:: EXERCISE MATERIAL
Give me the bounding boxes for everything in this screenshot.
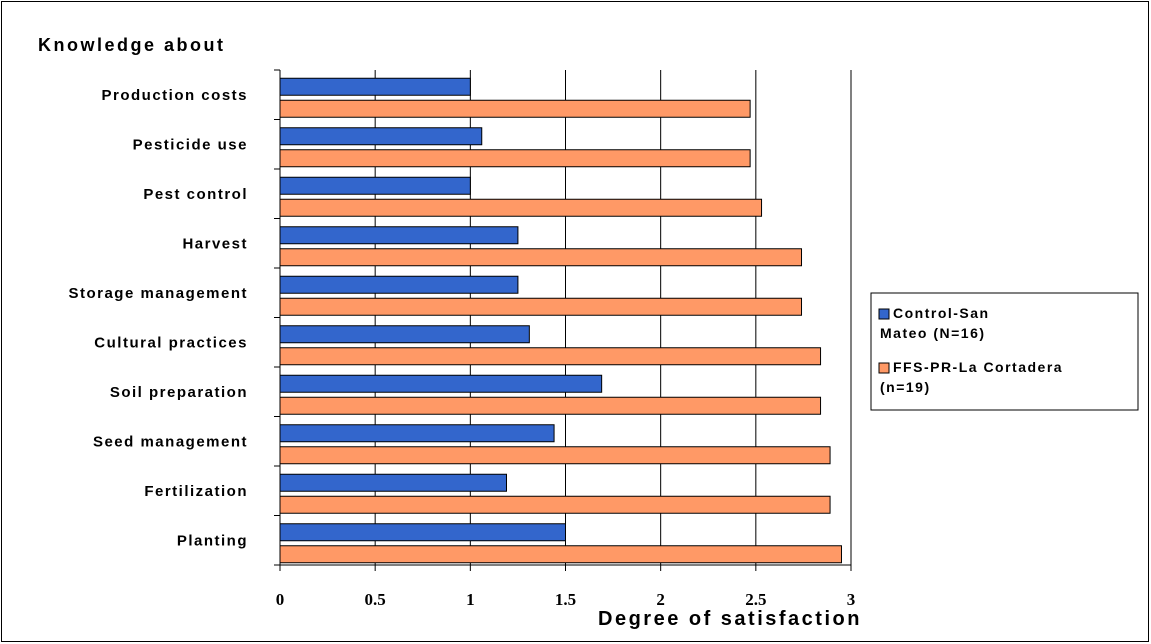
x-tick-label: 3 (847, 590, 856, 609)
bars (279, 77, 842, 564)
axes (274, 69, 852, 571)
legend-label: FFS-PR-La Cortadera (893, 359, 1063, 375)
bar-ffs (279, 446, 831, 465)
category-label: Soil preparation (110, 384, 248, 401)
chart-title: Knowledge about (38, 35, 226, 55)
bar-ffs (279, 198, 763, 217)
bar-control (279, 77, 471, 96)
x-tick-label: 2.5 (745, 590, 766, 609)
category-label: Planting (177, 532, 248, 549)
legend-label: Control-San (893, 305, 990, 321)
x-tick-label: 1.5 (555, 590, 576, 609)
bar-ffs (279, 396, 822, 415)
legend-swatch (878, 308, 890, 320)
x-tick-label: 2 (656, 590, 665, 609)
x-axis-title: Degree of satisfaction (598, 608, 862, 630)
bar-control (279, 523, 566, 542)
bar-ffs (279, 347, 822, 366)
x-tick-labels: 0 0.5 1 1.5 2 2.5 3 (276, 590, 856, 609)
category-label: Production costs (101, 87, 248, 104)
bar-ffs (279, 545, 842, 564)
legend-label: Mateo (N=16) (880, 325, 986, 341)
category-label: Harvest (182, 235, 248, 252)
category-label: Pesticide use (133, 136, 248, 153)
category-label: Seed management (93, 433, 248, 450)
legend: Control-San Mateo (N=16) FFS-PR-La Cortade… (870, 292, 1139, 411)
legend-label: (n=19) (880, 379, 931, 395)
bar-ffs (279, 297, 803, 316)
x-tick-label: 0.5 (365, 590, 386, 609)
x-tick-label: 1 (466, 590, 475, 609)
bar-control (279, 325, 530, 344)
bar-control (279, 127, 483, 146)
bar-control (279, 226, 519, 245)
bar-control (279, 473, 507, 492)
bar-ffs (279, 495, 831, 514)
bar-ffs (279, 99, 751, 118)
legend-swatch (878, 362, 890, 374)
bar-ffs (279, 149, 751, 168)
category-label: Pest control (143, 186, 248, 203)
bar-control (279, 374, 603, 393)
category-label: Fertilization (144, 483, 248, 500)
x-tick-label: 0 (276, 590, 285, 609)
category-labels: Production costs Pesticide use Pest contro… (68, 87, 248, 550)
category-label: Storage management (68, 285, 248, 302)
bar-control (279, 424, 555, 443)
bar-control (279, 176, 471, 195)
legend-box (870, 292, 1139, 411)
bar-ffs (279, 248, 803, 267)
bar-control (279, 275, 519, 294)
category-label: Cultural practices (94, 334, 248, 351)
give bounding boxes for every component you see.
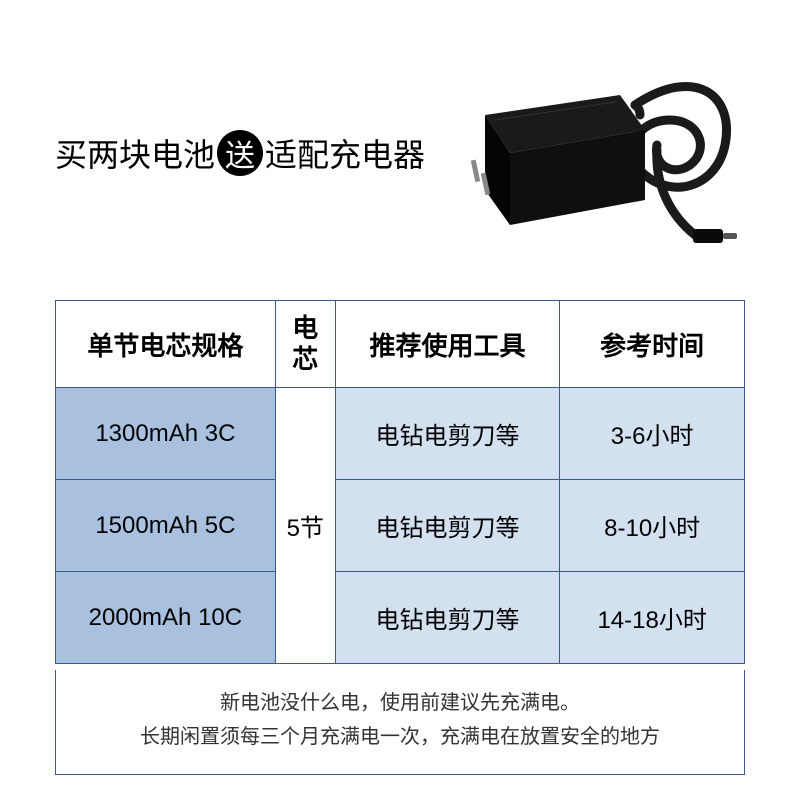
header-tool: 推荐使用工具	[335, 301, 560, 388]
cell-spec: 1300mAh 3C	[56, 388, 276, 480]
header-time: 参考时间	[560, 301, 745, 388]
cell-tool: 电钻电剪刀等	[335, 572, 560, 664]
::::
**WHAT YOU HAVE TO DO:** Render every line of the entries above as a numbered list, leaving out blank lines and the pictures.

**EXERCISE OUTPUT:**
1. Give me the bounding boxes for everything in this screenshot.
2. x-tick-label: 3 (847, 590, 856, 609)
3. bars (279, 77, 842, 564)
4. axes (274, 69, 852, 571)
5. legend-label: FFS-PR-La Cortadera (893, 359, 1063, 375)
6. bar-ffs (279, 446, 831, 465)
7. category-label: Soil preparation (110, 384, 248, 401)
8. chart-title: Knowledge about (38, 35, 226, 55)
9. bar-ffs (279, 198, 763, 217)
10. bar-control (279, 77, 471, 96)
11. x-tick-label: 2.5 (745, 590, 766, 609)
12. category-label: Planting (177, 532, 248, 549)
13. legend-label: Control-San (893, 305, 990, 321)
14. x-tick-label: 1.5 (555, 590, 576, 609)
15. bar-ffs (279, 396, 822, 415)
16. legend-swatch (878, 308, 890, 320)
17. x-tick-label: 2 (656, 590, 665, 609)
18. x-axis-title: Degree of satisfaction (598, 608, 862, 630)
19. bar-control (279, 523, 566, 542)
20. bar-ffs (279, 347, 822, 366)
21. x-tick-labels: 0 0.5 1 1.5 2 2.5 3 (276, 590, 856, 609)
22. category-label: Production costs (101, 87, 248, 104)
23. bar-ffs (279, 545, 842, 564)
24. legend-label: Mateo (N=16) (880, 325, 986, 341)
25. category-label: Harvest (182, 235, 248, 252)
26. category-label: Pesticide use (133, 136, 248, 153)
27. category-label: Seed management (93, 433, 248, 450)
28. legend: Control-San Mateo (N=16) FFS-PR-La Cortade… (870, 292, 1139, 411)
29. legend-label: (n=19) (880, 379, 931, 395)
30. bar-ffs (279, 297, 803, 316)
31. x-tick-label: 0.5 (365, 590, 386, 609)
32. x-tick-label: 1 (466, 590, 475, 609)
33. bar-control (279, 325, 530, 344)
34. bar-control (279, 127, 483, 146)
35. bar-control (279, 226, 519, 245)
36. bar-control (279, 473, 507, 492)
37. bar-ffs (279, 495, 831, 514)
38. bar-ffs (279, 99, 751, 118)
39. legend-swatch (878, 362, 890, 374)
40. bar-ffs (279, 149, 751, 168)
41. category-label: Pest control (143, 186, 248, 203)
42. bar-control (279, 374, 603, 393)
43. category-label: Fertilization (144, 483, 248, 500)
44. x-tick-label: 0 (276, 590, 285, 609)
45. category-labels: Production costs Pesticide use Pest contro… (68, 87, 248, 550)
46. category-label: Storage management (68, 285, 248, 302)
47. bar-control (279, 424, 555, 443)
48. bar-control (279, 176, 471, 195)
49. legend-box (870, 292, 1139, 411)
50. bar-ffs (279, 248, 803, 267)
51. bar-control (279, 275, 519, 294)
52. category-label: Cultural practices (94, 334, 248, 351)
53. give bounding boxes for every component you see.
54. header-tool: 推荐使用工具	[335, 301, 560, 388]
55. cell-spec: 1300mAh 3C	[56, 388, 276, 480]
56. header-time: 参考时间	[560, 301, 745, 388]
57. cell-tool: 电钻电剪刀等	[335, 572, 560, 664]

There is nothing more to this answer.